**Instruction**. The records underneath are to be repeated exactly, with the pictures left out.

Data records:
____

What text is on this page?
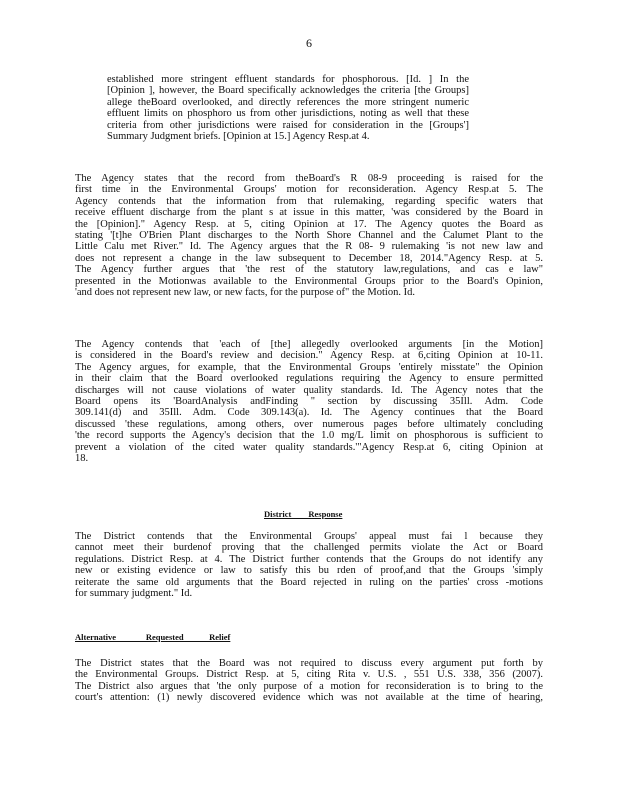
6
established more stringent effluent standards for phosphorous. [Id. ] In the
[Opinion ], however, the Board specifically acknowledges the criteria [the Groups]
allege theBoard overlooked, and directly references the more stringent numeric
effluent limits on phosphoro us from other jurisdictions, noting as well that these
criteria from other jurisdictions were raised for consideration in the [Groups']
Summary Judgment briefs. [Opinion at 15.] Agency Resp.at 4.
The Agency states that the record from theBoard's R 08-9 proceeding is raised for the
first time in the Environmental Groups' motion for reconsideration. Agency Resp.at 5. The
Agency contends that the information from that rulemaking, regarding specific waters that
receive effluent discharge from the plant s at issue in this matter, 'was considered by the Board in
the [Opinion]." Agency Resp. at 5, citing Opinion at 17. The Agency quotes the Board as
stating '[t]he O'Brien Plant discharges to the North Shore Channel and the Calumet Plant to the
Little Calu met River." Id. The Agency argues that the R 08- 9 rulemaking 'is not new law and
does not represent a change in the law subsequent to December 18, 2014."Agency Resp. at 5.
The Agency further argues that 'the rest of the statutory law,regulations, and cas e law"
presented in the Motionwas available to the Environmental Groups prior to the Board's Opinion,
'and does not represent new law, or new facts, for the purpose of" the Motion. Id.
The Agency contends that 'each of [the] allegedly overlooked arguments [in the Motion]
is considered in the Board's review and decision." Agency Resp. at 6,citing Opinion at 10-11.
The Agency argues, for example, that the Environmental Groups 'entirely misstate" the Opinion
in their claim that the Board overlooked regulations requiring the Agency to ensure permitted
discharges will not cause violations of water quality standards. Id. The Agency notes that the
Board opens its 'BoardAnalysis andFinding " section by discussing 35Ill. Adm. Code
309.141(d) and 35Ill. Adm. Code 309.143(a). Id. The Agency continues that the Board
discussed 'these regulations, among others, over numerous pages before ultimately concluding
'the record supports the Agency's decision that the 1.0 mg/L limit on phosphorous is sufficient to
prevent a violation of the cited water quality standards.'"Agency Resp.at 6, citing Opinion at
18.
District        Response
The District contends that the Environmental Groups' appeal must fai l because they
cannot meet their burdenof proving that the challenged permits violate the Act or Board
regulations. District Resp. at 4. The District further contends that the Groups do not identify any
new or existing evidence or law to satisfy this bu rden of proof,and that the Groups 'simply
reiterate the same old arguments that the Board rejected in ruling on the parties' cross -motions
for summary judgment." Id.
Alternative              Requested            Relief
The District states that the Board was not required to discuss every argument put forth by
the Environmental Groups. District Resp. at 5, citing Rita v. U.S. , 551 U.S. 338, 356 (2007).
The District also argues that 'the only purpose of a motion for reconsideration is to bring to the
court's attention: (1) newly discovered evidence which was not available at the time of hearing,
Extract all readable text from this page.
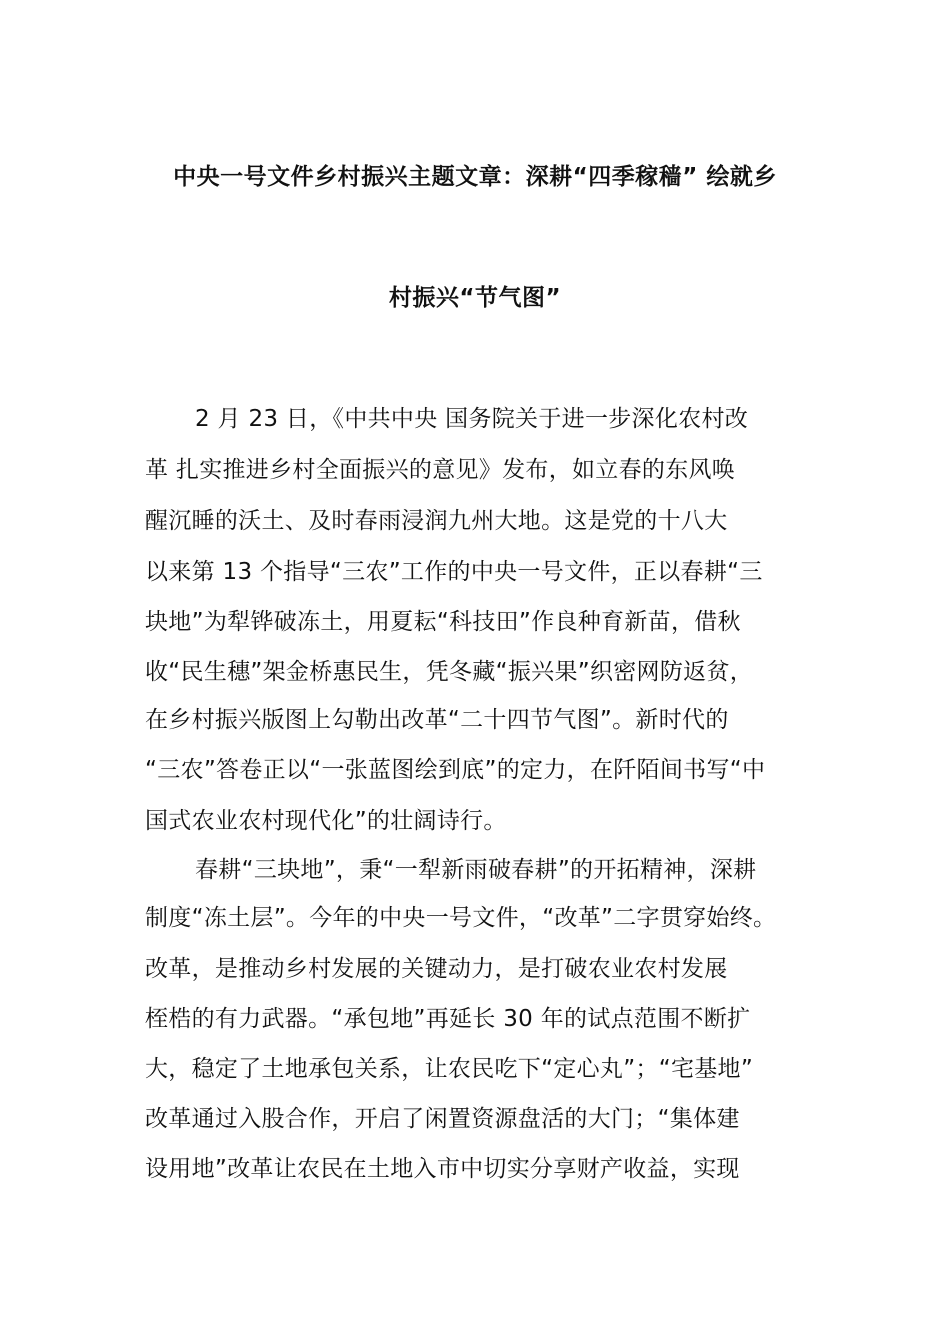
中央一号文件乡村振兴主题文章：深耕“四季稼穑” 绘就乡
村振兴“节气图”
2 月 23 日，《中共中央 国务院关于进一步深化农村改
革 扎实推进乡村全面振兴的意见》发布，如立春的东风唤
醒沉睡的沃土、及时春雨浸润九州大地。这是党的十八大
以来第 13 个指导“三农”工作的中央一号文件，正以春耕“三
块地”为犁铧破冻土，用夏耘“科技田”作良种育新苗，借秋
收“民生穗”架金桥惠民生，凭冬藏“振兴果”织密网防返贫，
在乡村振兴版图上勾勒出改革“二十四节气图”。新时代的
“三农”答卷正以“一张蓝图绘到底”的定力，在阡陌间书写“中
国式农业农村现代化”的壮阔诗行。
春耕“三块地”，秉“一犁新雨破春耕”的开拓精神，深耕
制度“冻土层”。今年的中央一号文件，“改革”二字贯穿始终。
改革，是推动乡村发展的关键动力，是打破农业农村发展
桎梏的有力武器。“承包地”再延长 30 年的试点范围不断扩
大，稳定了土地承包关系，让农民吃下“定心丸”；“宅基地”
改革通过入股合作，开启了闲置资源盘活的大门；“集体建
设用地”改革让农民在土地入市中切实分享财产收益，实现
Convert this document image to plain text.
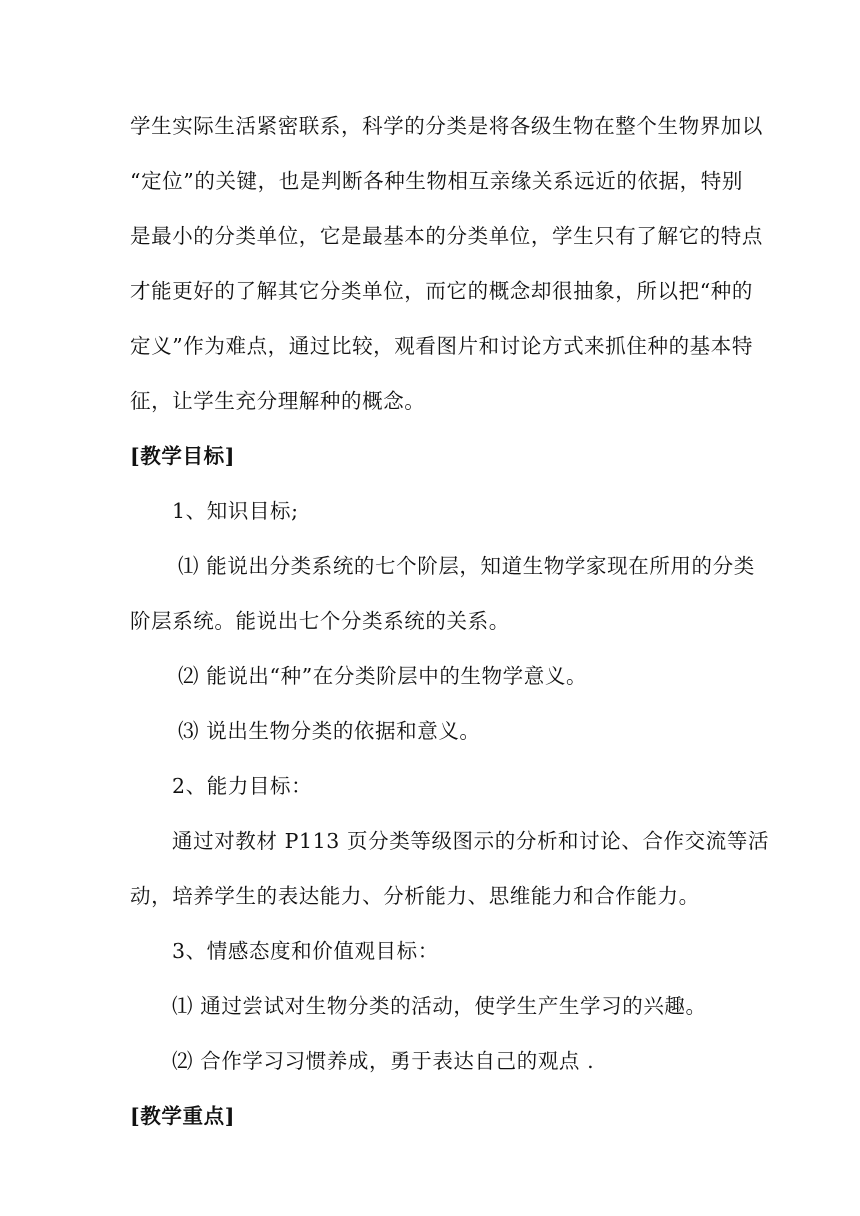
学生实际生活紧密联系，科学的分类是将各级生物在整个生物界加以
“定位”的关键，也是判断各种生物相互亲缘关系远近的依据，特别
是最小的分类单位，它是最基本的分类单位，学生只有了解它的特点
才能更好的了解其它分类单位，而它的概念却很抽象，所以把“种的
定义”作为难点，通过比较，观看图片和讨论方式来抓住种的基本特
征，让学生充分理解种的概念。
[教学目标]
1、知识目标;
⑴ 能说出分类系统的七个阶层，知道生物学家现在所用的分类
阶层系统。能说出七个分类系统的关系。
⑵ 能说出“种”在分类阶层中的生物学意义。
⑶ 说出生物分类的依据和意义。
2、能力目标：
通过对教材 P113 页分类等级图示的分析和讨论、合作交流等活
动，培养学生的表达能力、分析能力、思维能力和合作能力。
3、情感态度和价值观目标：
⑴ 通过尝试对生物分类的活动，使学生产生学习的兴趣。
⑵ 合作学习习惯养成，勇于表达自己的观点 .
[教学重点]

____

**Correct output**.
What text is on this page?
6
established more stringent effluent standards for phosphorous. [Id. ] In the
[Opinion ], however, the Board specifically acknowledges the criteria [the Groups]
allege theBoard overlooked, and directly references the more stringent numeric
effluent limits on phosphoro us from other jurisdictions, noting as well that these
criteria from other jurisdictions were raised for consideration in the [Groups']
Summary Judgment briefs. [Opinion at 15.] Agency Resp.at 4.
The Agency states that the record from theBoard's R 08-9 proceeding is raised for the
first time in the Environmental Groups' motion for reconsideration. Agency Resp.at 5. The
Agency contends that the information from that rulemaking, regarding specific waters that
receive effluent discharge from the plant s at issue in this matter, 'was considered by the Board in
the [Opinion]." Agency Resp. at 5, citing Opinion at 17. The Agency quotes the Board as
stating '[t]he O'Brien Plant discharges to the North Shore Channel and the Calumet Plant to the
Little Calu met River." Id. The Agency argues that the R 08- 9 rulemaking 'is not new law and
does not represent a change in the law subsequent to December 18, 2014."Agency Resp. at 5.
The Agency further argues that 'the rest of the statutory law,regulations, and cas e law"
presented in the Motionwas available to the Environmental Groups prior to the Board's Opinion,
'and does not represent new law, or new facts, for the purpose of" the Motion. Id.
The Agency contends that 'each of [the] allegedly overlooked arguments [in the Motion]
is considered in the Board's review and decision." Agency Resp. at 6,citing Opinion at 10-11.
The Agency argues, for example, that the Environmental Groups 'entirely misstate" the Opinion
in their claim that the Board overlooked regulations requiring the Agency to ensure permitted
discharges will not cause violations of water quality standards. Id. The Agency notes that the
Board opens its 'BoardAnalysis andFinding " section by discussing 35Ill. Adm. Code
309.141(d) and 35Ill. Adm. Code 309.143(a). Id. The Agency continues that the Board
discussed 'these regulations, among others, over numerous pages before ultimately concluding
'the record supports the Agency's decision that the 1.0 mg/L limit on phosphorous is sufficient to
prevent a violation of the cited water quality standards.'"Agency Resp.at 6, citing Opinion at
18.
District        Response
The District contends that the Environmental Groups' appeal must fai l because they
cannot meet their burdenof proving that the challenged permits violate the Act or Board
regulations. District Resp. at 4. The District further contends that the Groups do not identify any
new or existing evidence or law to satisfy this bu rden of proof,and that the Groups 'simply
reiterate the same old arguments that the Board rejected in ruling on the parties' cross -motions
for summary judgment." Id.
Alternative              Requested            Relief
The District states that the Board was not required to discuss every argument put forth by
the Environmental Groups. District Resp. at 5, citing Rita v. U.S. , 551 U.S. 338, 356 (2007).
The District also argues that 'the only purpose of a motion for reconsideration is to bring to the
court's attention: (1) newly discovered evidence which was not available at the time of hearing,
Extract all readable text from this page.
中央一号文件乡村振兴主题文章：深耕“四季稼穑” 绘就乡
村振兴“节气图”
2 月 23 日，《中共中央 国务院关于进一步深化农村改
革 扎实推进乡村全面振兴的意见》发布，如立春的东风唤
醒沉睡的沃土、及时春雨浸润九州大地。这是党的十八大
以来第 13 个指导“三农”工作的中央一号文件，正以春耕“三
块地”为犁铧破冻土，用夏耘“科技田”作良种育新苗，借秋
收“民生穗”架金桥惠民生，凭冬藏“振兴果”织密网防返贫，
在乡村振兴版图上勾勒出改革“二十四节气图”。新时代的
“三农”答卷正以“一张蓝图绘到底”的定力，在阡陌间书写“中
国式农业农村现代化”的壮阔诗行。
春耕“三块地”，秉“一犁新雨破春耕”的开拓精神，深耕
制度“冻土层”。今年的中央一号文件，“改革”二字贯穿始终。
改革，是推动乡村发展的关键动力，是打破农业农村发展
桎梏的有力武器。“承包地”再延长 30 年的试点范围不断扩
大，稳定了土地承包关系，让农民吃下“定心丸”；“宅基地”
改革通过入股合作，开启了闲置资源盘活的大门；“集体建
设用地”改革让农民在土地入市中切实分享财产收益，实现
Convert this document image to plain text.
学生实际生活紧密联系，科学的分类是将各级生物在整个生物界加以
“定位”的关键，也是判断各种生物相互亲缘关系远近的依据，特别
是最小的分类单位，它是最基本的分类单位，学生只有了解它的特点
才能更好的了解其它分类单位，而它的概念却很抽象，所以把“种的
定义”作为难点，通过比较，观看图片和讨论方式来抓住种的基本特
征，让学生充分理解种的概念。
[教学目标]
1、知识目标;
⑴ 能说出分类系统的七个阶层，知道生物学家现在所用的分类
阶层系统。能说出七个分类系统的关系。
⑵ 能说出“种”在分类阶层中的生物学意义。
⑶ 说出生物分类的依据和意义。
2、能力目标：
通过对教材 P113 页分类等级图示的分析和讨论、合作交流等活
动，培养学生的表达能力、分析能力、思维能力和合作能力。
3、情感态度和价值观目标：
⑴ 通过尝试对生物分类的活动，使学生产生学习的兴趣。
⑵ 合作学习习惯养成，勇于表达自己的观点 .
[教学重点]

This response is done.